Tally every line of the listing where the string "预期成果" is found, and state the total alone.

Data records
⁂

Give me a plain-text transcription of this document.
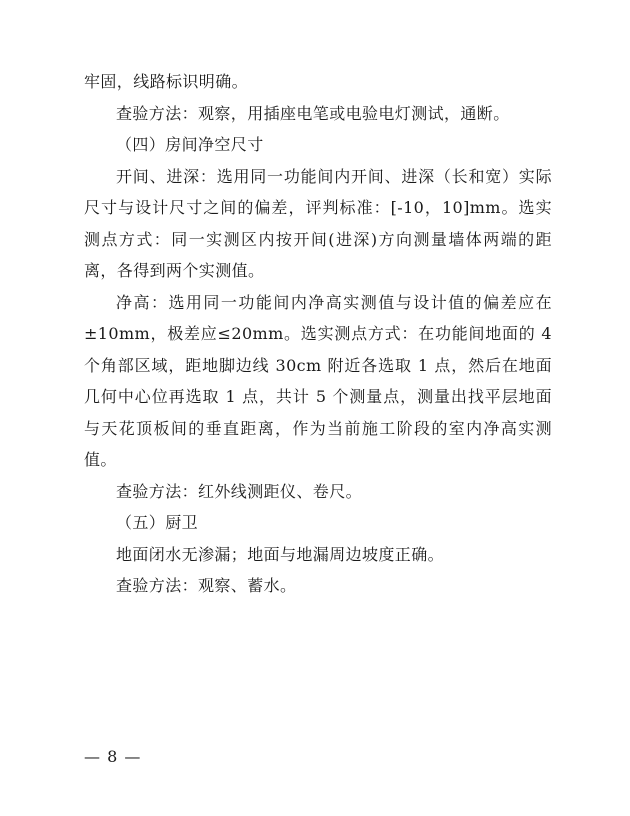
牢固，线路标识明确。

查验方法：观察，用插座电笔或电验电灯测试，通断。

（四）房间净空尺寸

开间、进深：选用同一功能间内开间、进深（长和宽）实际尺寸与设计尺寸之间的偏差，评判标准：[-10，10]mm。选实测点方式：同一实测区内按开间(进深)方向测量墙体两端的距离，各得到两个实测值。

净高：选用同一功能间内净高实测值与设计值的偏差应在±10mm，极差应≤20mm。选实测点方式：在功能间地面的 4 个角部区域，距地脚边线 30cm 附近各选取 1 点，然后在地面几何中心位再选取 1 点，共计 5 个测量点，测量出找平层地面与天花顶板间的垂直距离，作为当前施工阶段的室内净高实测值。

查验方法：红外线测距仪、卷尺。

（五）厨卫

地面闭水无渗漏；地面与地漏周边坡度正确。

查验方法：观察、蓄水。

— 8 —
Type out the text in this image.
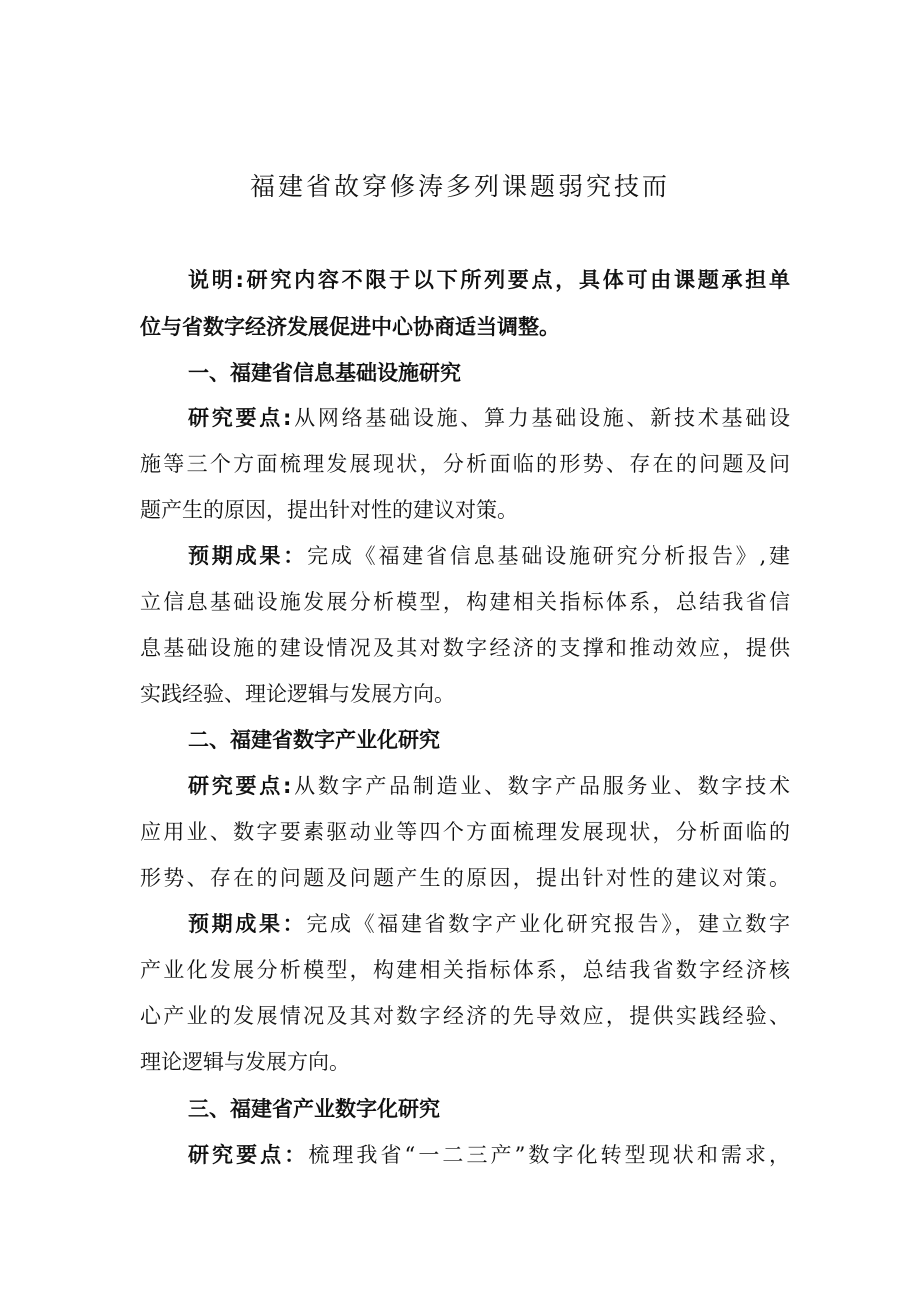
福建省故穿修涛多列课题弱究技而
说明:研究内容不限于以下所列要点，具体可由课题承担单
位与省数字经济发展促进中心协商适当调整。
一、福建省信息基础设施研究
研究要点:从网络基础设施、算力基础设施、新技术基础设
施等三个方面梳理发展现状，分析面临的形势、存在的问题及问
题产生的原因，提出针对性的建议对策。
预期成果：完成《福建省信息基础设施研究分析报告》,建
立信息基础设施发展分析模型，构建相关指标体系，总结我省信
息基础设施的建设情况及其对数字经济的支撑和推动效应，提供
实践经验、理论逻辑与发展方向。
二、福建省数字产业化研究
研究要点:从数字产品制造业、数字产品服务业、数字技术
应用业、数字要素驱动业等四个方面梳理发展现状，分析面临的
形势、存在的问题及问题产生的原因，提出针对性的建议对策。
预期成果：完成《福建省数字产业化研究报告》，建立数字
产业化发展分析模型，构建相关指标体系，总结我省数字经济核
心产业的发展情况及其对数字经济的先导效应，提供实践经验、
理论逻辑与发展方向。
三、福建省产业数字化研究
研究要点：梳理我省“一二三产”数字化转型现状和需求，
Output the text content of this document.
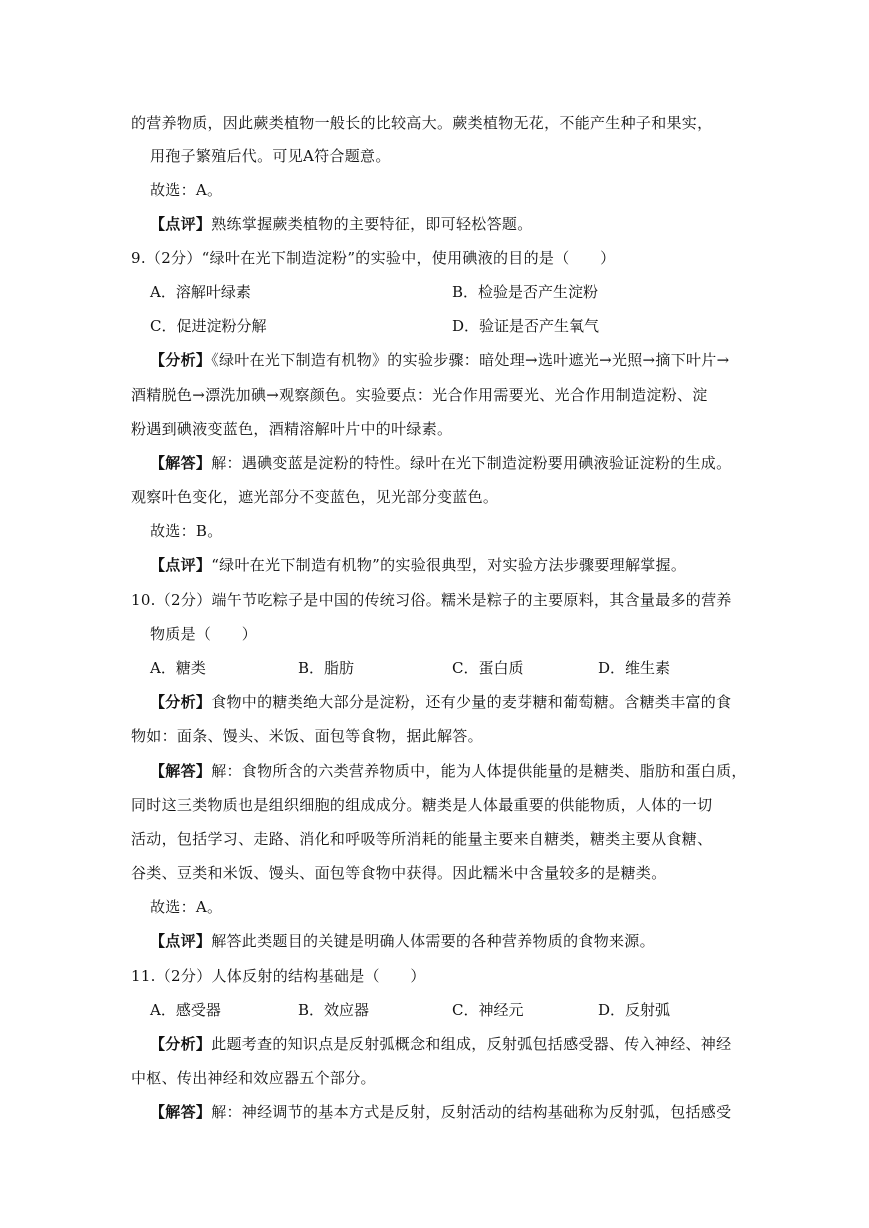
的营养物质，因此蕨类植物一般长的比较高大。蕨类植物无花，不能产生种子和果实，
用孢子繁殖后代。可见A符合题意。
故选：A。
【点评】熟练掌握蕨类植物的主要特征，即可轻松答题。
9.（2分）“绿叶在光下制造淀粉”的实验中，使用碘液的目的是（　　）
A．溶解叶绿素	B．检验是否产生淀粉
C．促进淀粉分解	D．验证是否产生氧气
【分析】《绿叶在光下制造有机物》的实验步骤：暗处理→选叶遮光→光照→摘下叶片→
酒精脱色→漂洗加碘→观察颜色。实验要点：光合作用需要光、光合作用制造淀粉、淀
粉遇到碘液变蓝色，酒精溶解叶片中的叶绿素。
【解答】解：遇碘变蓝是淀粉的特性。绿叶在光下制造淀粉要用碘液验证淀粉的生成。
观察叶色变化，遮光部分不变蓝色，见光部分变蓝色。
故选：B。
【点评】“绿叶在光下制造有机物”的实验很典型，对实验方法步骤要理解掌握。
10.（2分）端午节吃粽子是中国的传统习俗。糯米是粽子的主要原料，其含量最多的营养
物质是（　　）
A．糖类	B．脂肪	C．蛋白质	D．维生素
【分析】食物中的糖类绝大部分是淀粉，还有少量的麦芽糖和葡萄糖。含糖类丰富的食
物如：面条、馒头、米饭、面包等食物，据此解答。
【解答】解：食物所含的六类营养物质中，能为人体提供能量的是糖类、脂肪和蛋白质，
同时这三类物质也是组织细胞的组成成分。糖类是人体最重要的供能物质，人体的一切
活动，包括学习、走路、消化和呼吸等所消耗的能量主要来自糖类，糖类主要从食糖、
谷类、豆类和米饭、馒头、面包等食物中获得。因此糯米中含量较多的是糖类。
故选：A。
【点评】解答此类题目的关键是明确人体需要的各种营养物质的食物来源。
11.（2分）人体反射的结构基础是（　　）
A．感受器	B．效应器	C．神经元	D．反射弧
【分析】此题考查的知识点是反射弧概念和组成，反射弧包括感受器、传入神经、神经
中枢、传出神经和效应器五个部分。
【解答】解：神经调节的基本方式是反射，反射活动的结构基础称为反射弧，包括感受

⁂

THE RESULT — 2